§ **What you should do**: Reproduce only the lines that begin at the line with "Transcribe this image's" and run to the end of the entries; omit every picture.

Dataset rows:
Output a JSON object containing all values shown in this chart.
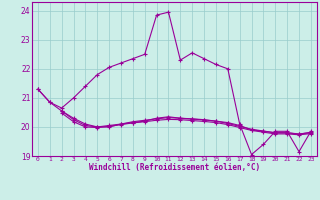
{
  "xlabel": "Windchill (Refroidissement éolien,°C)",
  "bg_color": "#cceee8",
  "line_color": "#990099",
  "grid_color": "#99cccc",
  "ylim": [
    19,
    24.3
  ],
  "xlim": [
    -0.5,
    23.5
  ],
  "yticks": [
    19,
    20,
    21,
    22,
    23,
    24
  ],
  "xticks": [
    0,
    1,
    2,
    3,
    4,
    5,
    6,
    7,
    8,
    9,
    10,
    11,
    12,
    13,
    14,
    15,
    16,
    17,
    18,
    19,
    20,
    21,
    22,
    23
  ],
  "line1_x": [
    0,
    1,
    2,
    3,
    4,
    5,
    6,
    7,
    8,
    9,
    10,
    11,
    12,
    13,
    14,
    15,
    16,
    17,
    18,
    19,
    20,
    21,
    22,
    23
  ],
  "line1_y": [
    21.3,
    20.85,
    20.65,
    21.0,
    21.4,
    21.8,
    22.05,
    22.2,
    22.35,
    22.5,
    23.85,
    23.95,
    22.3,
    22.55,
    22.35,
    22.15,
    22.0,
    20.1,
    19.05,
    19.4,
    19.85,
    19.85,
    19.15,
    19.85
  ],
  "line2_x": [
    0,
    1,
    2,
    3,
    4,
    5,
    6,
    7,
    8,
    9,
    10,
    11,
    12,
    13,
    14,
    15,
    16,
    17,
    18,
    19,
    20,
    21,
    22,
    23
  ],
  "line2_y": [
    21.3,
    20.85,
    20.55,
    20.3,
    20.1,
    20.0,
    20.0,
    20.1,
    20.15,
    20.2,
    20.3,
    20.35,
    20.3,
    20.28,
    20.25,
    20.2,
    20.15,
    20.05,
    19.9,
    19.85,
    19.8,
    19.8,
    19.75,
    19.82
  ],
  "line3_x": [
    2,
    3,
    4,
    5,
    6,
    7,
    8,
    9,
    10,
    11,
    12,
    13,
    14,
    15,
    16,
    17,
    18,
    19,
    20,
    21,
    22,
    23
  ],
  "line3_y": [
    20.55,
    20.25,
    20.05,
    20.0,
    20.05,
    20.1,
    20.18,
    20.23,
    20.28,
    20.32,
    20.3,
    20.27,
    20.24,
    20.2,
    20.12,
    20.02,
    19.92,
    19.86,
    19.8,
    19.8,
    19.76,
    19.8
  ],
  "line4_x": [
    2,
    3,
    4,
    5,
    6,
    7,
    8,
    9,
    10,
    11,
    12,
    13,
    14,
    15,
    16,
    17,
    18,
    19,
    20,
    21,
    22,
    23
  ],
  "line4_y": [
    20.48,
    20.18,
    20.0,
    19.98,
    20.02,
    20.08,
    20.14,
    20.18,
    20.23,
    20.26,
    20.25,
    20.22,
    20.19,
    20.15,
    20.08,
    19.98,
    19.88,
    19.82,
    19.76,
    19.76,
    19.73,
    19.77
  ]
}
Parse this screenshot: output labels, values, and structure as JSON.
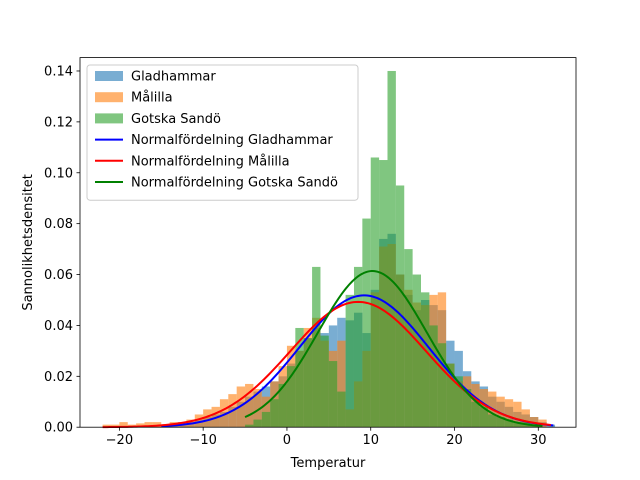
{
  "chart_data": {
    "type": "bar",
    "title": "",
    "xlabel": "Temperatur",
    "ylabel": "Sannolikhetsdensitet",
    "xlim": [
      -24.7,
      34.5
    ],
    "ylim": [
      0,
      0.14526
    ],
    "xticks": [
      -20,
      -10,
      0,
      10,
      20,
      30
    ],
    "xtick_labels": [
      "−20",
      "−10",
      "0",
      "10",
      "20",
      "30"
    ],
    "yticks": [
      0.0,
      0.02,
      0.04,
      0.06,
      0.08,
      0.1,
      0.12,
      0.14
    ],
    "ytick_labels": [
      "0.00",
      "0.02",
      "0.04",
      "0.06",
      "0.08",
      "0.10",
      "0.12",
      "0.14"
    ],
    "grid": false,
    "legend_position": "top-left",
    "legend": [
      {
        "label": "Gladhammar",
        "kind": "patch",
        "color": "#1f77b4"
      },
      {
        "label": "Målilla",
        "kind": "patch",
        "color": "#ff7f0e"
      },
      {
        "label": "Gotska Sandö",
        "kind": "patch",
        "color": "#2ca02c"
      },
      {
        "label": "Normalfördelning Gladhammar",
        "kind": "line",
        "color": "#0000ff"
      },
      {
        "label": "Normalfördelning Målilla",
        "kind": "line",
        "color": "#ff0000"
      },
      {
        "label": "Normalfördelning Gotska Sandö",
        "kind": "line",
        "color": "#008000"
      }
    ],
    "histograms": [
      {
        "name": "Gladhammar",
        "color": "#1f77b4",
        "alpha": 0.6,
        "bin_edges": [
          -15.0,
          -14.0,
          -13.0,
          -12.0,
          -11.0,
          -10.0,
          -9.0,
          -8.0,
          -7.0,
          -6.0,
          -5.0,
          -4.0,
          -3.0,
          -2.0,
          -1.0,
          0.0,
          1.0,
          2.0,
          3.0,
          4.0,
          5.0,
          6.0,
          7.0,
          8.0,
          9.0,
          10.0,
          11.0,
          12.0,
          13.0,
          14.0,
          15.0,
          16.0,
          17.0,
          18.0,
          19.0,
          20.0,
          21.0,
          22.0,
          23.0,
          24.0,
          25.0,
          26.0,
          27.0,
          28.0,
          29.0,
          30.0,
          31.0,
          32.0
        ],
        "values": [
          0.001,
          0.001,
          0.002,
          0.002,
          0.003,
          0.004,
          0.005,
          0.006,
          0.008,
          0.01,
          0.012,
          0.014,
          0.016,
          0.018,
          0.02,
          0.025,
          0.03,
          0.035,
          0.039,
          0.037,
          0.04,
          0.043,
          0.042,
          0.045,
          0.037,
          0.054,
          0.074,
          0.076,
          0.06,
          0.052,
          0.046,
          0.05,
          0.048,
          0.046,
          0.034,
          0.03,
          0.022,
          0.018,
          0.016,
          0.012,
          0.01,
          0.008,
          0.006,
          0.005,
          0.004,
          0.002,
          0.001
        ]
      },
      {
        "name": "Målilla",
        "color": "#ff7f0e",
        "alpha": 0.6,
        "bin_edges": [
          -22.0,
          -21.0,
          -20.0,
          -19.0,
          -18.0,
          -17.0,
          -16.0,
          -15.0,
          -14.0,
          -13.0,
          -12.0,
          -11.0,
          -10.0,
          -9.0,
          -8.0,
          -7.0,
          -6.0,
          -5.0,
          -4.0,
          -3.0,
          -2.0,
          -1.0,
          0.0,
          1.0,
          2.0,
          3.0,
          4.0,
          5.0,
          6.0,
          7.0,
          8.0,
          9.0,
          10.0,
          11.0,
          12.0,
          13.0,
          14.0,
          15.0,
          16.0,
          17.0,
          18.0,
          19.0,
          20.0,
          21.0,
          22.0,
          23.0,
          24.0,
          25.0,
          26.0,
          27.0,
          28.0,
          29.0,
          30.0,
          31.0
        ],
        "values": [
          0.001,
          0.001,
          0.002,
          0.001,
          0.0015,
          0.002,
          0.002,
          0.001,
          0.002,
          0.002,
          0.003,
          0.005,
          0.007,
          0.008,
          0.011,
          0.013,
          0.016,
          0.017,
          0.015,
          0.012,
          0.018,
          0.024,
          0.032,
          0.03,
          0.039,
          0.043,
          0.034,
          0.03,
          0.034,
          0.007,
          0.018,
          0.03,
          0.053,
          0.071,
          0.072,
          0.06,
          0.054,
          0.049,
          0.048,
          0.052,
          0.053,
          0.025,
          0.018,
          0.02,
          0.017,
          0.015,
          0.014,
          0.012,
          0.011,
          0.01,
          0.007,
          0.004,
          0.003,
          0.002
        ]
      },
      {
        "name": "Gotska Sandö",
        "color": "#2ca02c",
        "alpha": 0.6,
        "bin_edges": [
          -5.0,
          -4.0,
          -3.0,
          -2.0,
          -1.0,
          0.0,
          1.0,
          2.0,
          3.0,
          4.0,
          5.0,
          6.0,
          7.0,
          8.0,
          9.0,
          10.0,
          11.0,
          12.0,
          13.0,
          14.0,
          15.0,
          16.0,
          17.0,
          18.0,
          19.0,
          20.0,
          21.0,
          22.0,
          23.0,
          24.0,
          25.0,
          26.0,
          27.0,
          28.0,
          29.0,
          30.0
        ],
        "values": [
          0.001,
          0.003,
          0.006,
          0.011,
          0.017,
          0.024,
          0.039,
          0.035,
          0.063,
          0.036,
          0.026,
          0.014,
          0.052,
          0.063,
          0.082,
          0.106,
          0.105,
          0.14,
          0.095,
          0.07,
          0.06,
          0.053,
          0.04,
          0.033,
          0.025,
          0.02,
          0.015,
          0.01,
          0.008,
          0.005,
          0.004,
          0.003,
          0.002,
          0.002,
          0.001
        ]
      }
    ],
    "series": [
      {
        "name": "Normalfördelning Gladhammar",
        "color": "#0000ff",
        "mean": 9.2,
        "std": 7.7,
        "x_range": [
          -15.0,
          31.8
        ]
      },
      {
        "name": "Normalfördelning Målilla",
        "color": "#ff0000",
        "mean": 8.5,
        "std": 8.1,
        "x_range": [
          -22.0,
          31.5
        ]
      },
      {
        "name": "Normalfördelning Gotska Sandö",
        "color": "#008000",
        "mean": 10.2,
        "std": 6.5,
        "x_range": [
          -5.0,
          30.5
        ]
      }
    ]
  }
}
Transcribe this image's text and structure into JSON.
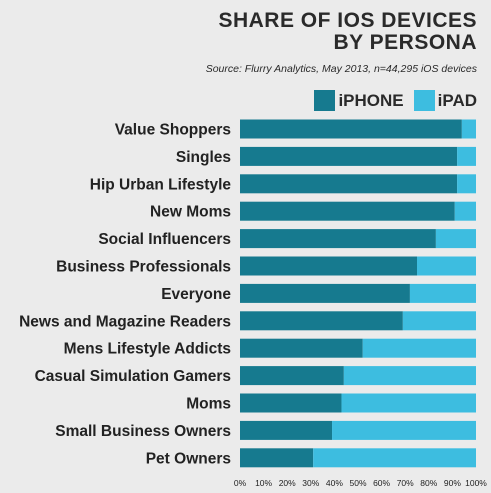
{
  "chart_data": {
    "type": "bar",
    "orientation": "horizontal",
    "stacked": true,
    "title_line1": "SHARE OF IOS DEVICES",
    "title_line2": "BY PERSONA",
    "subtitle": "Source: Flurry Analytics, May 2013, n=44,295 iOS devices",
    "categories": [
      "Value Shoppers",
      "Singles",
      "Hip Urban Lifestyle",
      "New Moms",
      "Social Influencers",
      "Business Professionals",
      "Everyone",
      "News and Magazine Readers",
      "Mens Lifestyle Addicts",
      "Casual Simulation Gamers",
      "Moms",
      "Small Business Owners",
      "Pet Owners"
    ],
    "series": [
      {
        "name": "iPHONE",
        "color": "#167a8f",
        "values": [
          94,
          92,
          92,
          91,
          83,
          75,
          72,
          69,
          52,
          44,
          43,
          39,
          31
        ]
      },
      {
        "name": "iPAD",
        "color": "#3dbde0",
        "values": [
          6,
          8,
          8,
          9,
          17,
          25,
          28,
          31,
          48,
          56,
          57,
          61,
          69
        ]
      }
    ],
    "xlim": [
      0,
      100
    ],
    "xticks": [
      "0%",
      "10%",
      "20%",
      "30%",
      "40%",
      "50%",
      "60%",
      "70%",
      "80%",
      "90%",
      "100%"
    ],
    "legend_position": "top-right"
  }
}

§ **Result below**:
Transcribe this image's text and structure into JSON.
{
  "chart_data": {
    "type": "bar",
    "orientation": "horizontal",
    "stacked": true,
    "title_line1": "SHARE OF IOS DEVICES",
    "title_line2": "BY PERSONA",
    "subtitle": "Source: Flurry Analytics, May 2013, n=44,295 iOS devices",
    "categories": [
      "Value Shoppers",
      "Singles",
      "Hip Urban Lifestyle",
      "New Moms",
      "Social Influencers",
      "Business Professionals",
      "Everyone",
      "News and Magazine Readers",
      "Mens Lifestyle Addicts",
      "Casual Simulation Gamers",
      "Moms",
      "Small Business Owners",
      "Pet Owners"
    ],
    "series": [
      {
        "name": "iPHONE",
        "color": "#167a8f",
        "values": [
          94,
          92,
          92,
          91,
          83,
          75,
          72,
          69,
          52,
          44,
          43,
          39,
          31
        ]
      },
      {
        "name": "iPAD",
        "color": "#3dbde0",
        "values": [
          6,
          8,
          8,
          9,
          17,
          25,
          28,
          31,
          48,
          56,
          57,
          61,
          69
        ]
      }
    ],
    "xlim": [
      0,
      100
    ],
    "xticks": [
      "0%",
      "10%",
      "20%",
      "30%",
      "40%",
      "50%",
      "60%",
      "70%",
      "80%",
      "90%",
      "100%"
    ],
    "legend_position": "top-right"
  }
}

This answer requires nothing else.